= Written exercise =
Omit the pictures, then write out every entry exactly as it reads.

= Exercise data =
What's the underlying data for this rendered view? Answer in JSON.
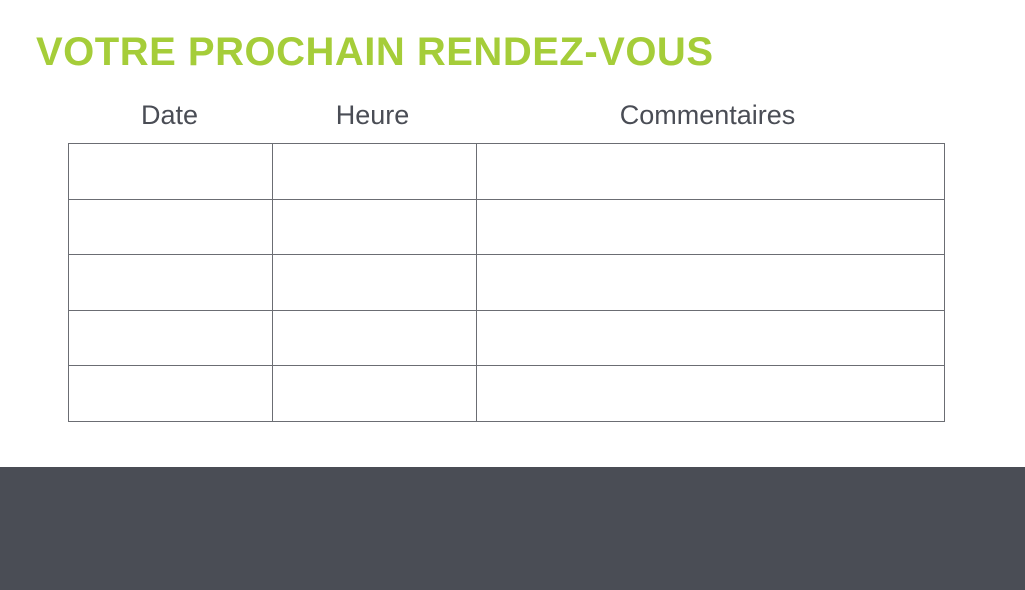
{
  "title": "VOTRE PROCHAIN RENDEZ-VOUS",
  "columns": [
    "Date",
    "Heure",
    "Commentaires"
  ],
  "rows": 5,
  "colors": {
    "accent": "#a5cd39",
    "text": "#4a4d55",
    "footer": "#4a4d55"
  }
}
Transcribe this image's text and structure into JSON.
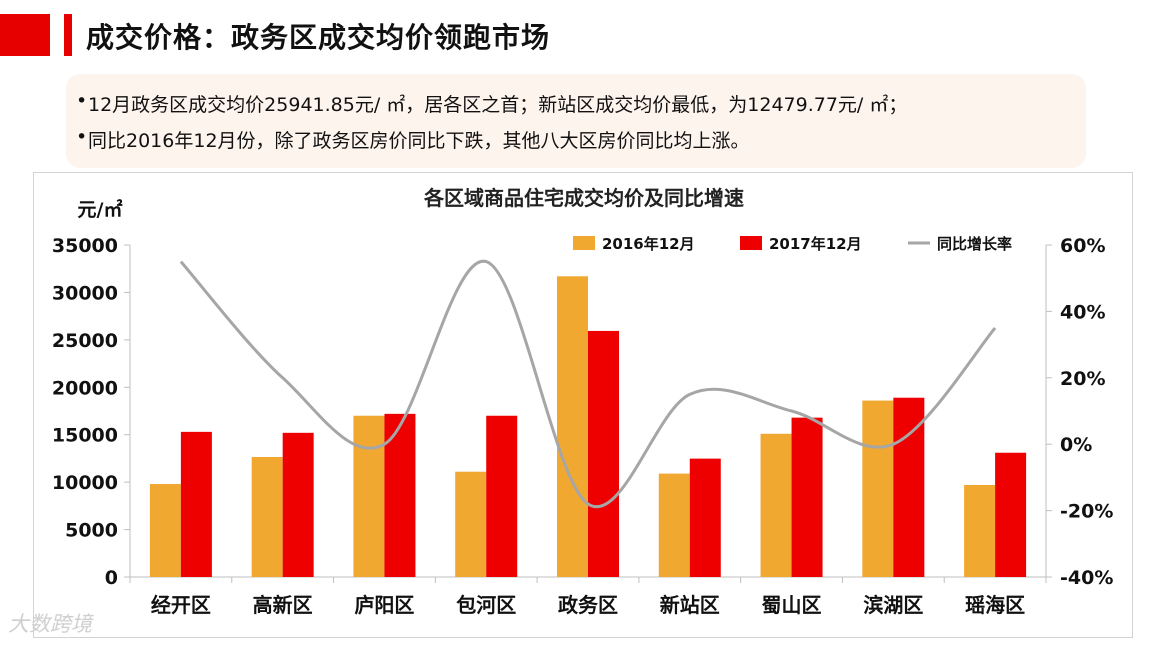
{
  "header": {
    "title": "成交价格：政务区成交均价领跑市场"
  },
  "summary": {
    "bullets": [
      "12月政务区成交均价25941.85元/ ㎡，居各区之首；新站区成交均价最低，为12479.77元/ ㎡；",
      "同比2016年12月份，除了政务区房价同比下跌，其他八大区房价同比均上涨。"
    ],
    "bullet_marker": "•"
  },
  "chart_data": {
    "type": "bar",
    "title": "各区域商品住宅成交均价及同比增速",
    "ylabel": "元/㎡",
    "categories": [
      "经开区",
      "高新区",
      "庐阳区",
      "包河区",
      "政务区",
      "新站区",
      "蜀山区",
      "滨湖区",
      "瑶海区"
    ],
    "series": [
      {
        "name": "2016年12月",
        "type": "bar",
        "axis": "left",
        "color": "#f0a830",
        "values": [
          9800,
          12650,
          17000,
          11100,
          31700,
          10900,
          15100,
          18600,
          9700
        ]
      },
      {
        "name": "2017年12月",
        "type": "bar",
        "axis": "left",
        "color": "#ee0000",
        "values": [
          15300,
          15200,
          17200,
          17000,
          25941.85,
          12479.77,
          16800,
          18900,
          13100
        ]
      },
      {
        "name": "同比增长率",
        "type": "line",
        "axis": "right",
        "color": "#a6a6a6",
        "values": [
          55,
          20,
          0,
          55,
          -18,
          15,
          10,
          0,
          35
        ]
      }
    ],
    "ylim": [
      0,
      35000
    ],
    "yticks": [
      0,
      5000,
      10000,
      15000,
      20000,
      25000,
      30000,
      35000
    ],
    "y2lim": [
      -40,
      60
    ],
    "y2ticks": [
      "-40%",
      "-20%",
      "0%",
      "20%",
      "40%",
      "60%"
    ],
    "legend": [
      "2016年12月",
      "2017年12月",
      "同比增长率"
    ],
    "legend_position": "top-right",
    "grid": false
  },
  "watermark": "大数跨境"
}
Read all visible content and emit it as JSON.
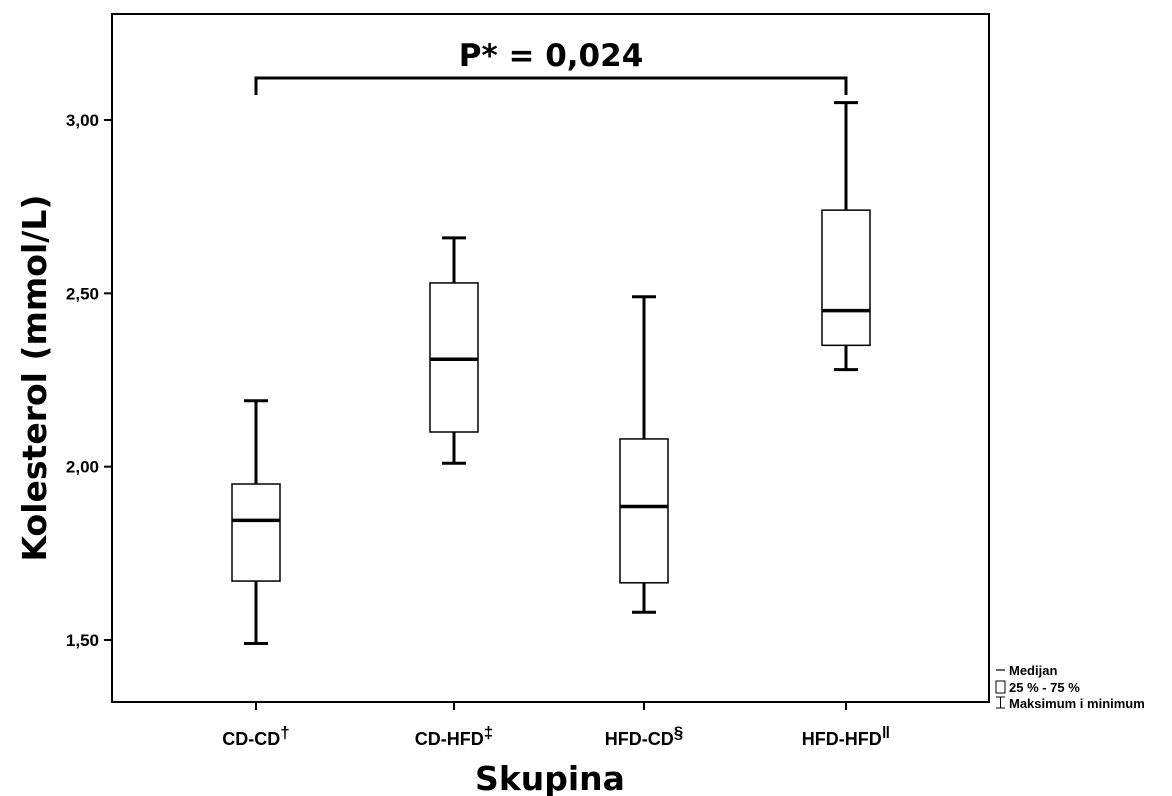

= Solved exercise =
What's the underlying data for this rendered view? Answer in JSON.
{
  "title": "VOTRE PROCHAIN RENDEZ-VOUS",
  "columns": [
    "Date",
    "Heure",
    "Commentaires"
  ],
  "rows": 5,
  "colors": {
    "accent": "#a5cd39",
    "text": "#4a4d55",
    "footer": "#4a4d55"
  }
}
Transcribe this image's text and structure into JSON.
{
  "header": {
    "title": "成交价格：政务区成交均价领跑市场"
  },
  "summary": {
    "bullets": [
      "12月政务区成交均价25941.85元/ ㎡，居各区之首；新站区成交均价最低，为12479.77元/ ㎡；",
      "同比2016年12月份，除了政务区房价同比下跌，其他八大区房价同比均上涨。"
    ],
    "bullet_marker": "•"
  },
  "chart_data": {
    "type": "bar",
    "title": "各区域商品住宅成交均价及同比增速",
    "ylabel": "元/㎡",
    "categories": [
      "经开区",
      "高新区",
      "庐阳区",
      "包河区",
      "政务区",
      "新站区",
      "蜀山区",
      "滨湖区",
      "瑶海区"
    ],
    "series": [
      {
        "name": "2016年12月",
        "type": "bar",
        "axis": "left",
        "color": "#f0a830",
        "values": [
          9800,
          12650,
          17000,
          11100,
          31700,
          10900,
          15100,
          18600,
          9700
        ]
      },
      {
        "name": "2017年12月",
        "type": "bar",
        "axis": "left",
        "color": "#ee0000",
        "values": [
          15300,
          15200,
          17200,
          17000,
          25941.85,
          12479.77,
          16800,
          18900,
          13100
        ]
      },
      {
        "name": "同比增长率",
        "type": "line",
        "axis": "right",
        "color": "#a6a6a6",
        "values": [
          55,
          20,
          0,
          55,
          -18,
          15,
          10,
          0,
          35
        ]
      }
    ],
    "ylim": [
      0,
      35000
    ],
    "yticks": [
      0,
      5000,
      10000,
      15000,
      20000,
      25000,
      30000,
      35000
    ],
    "y2lim": [
      -40,
      60
    ],
    "y2ticks": [
      "-40%",
      "-20%",
      "0%",
      "20%",
      "40%",
      "60%"
    ],
    "legend": [
      "2016年12月",
      "2017年12月",
      "同比增长率"
    ],
    "legend_position": "top-right",
    "grid": false
  },
  "watermark": "大数跨境"
}
Read all visible content and emit it as JSON.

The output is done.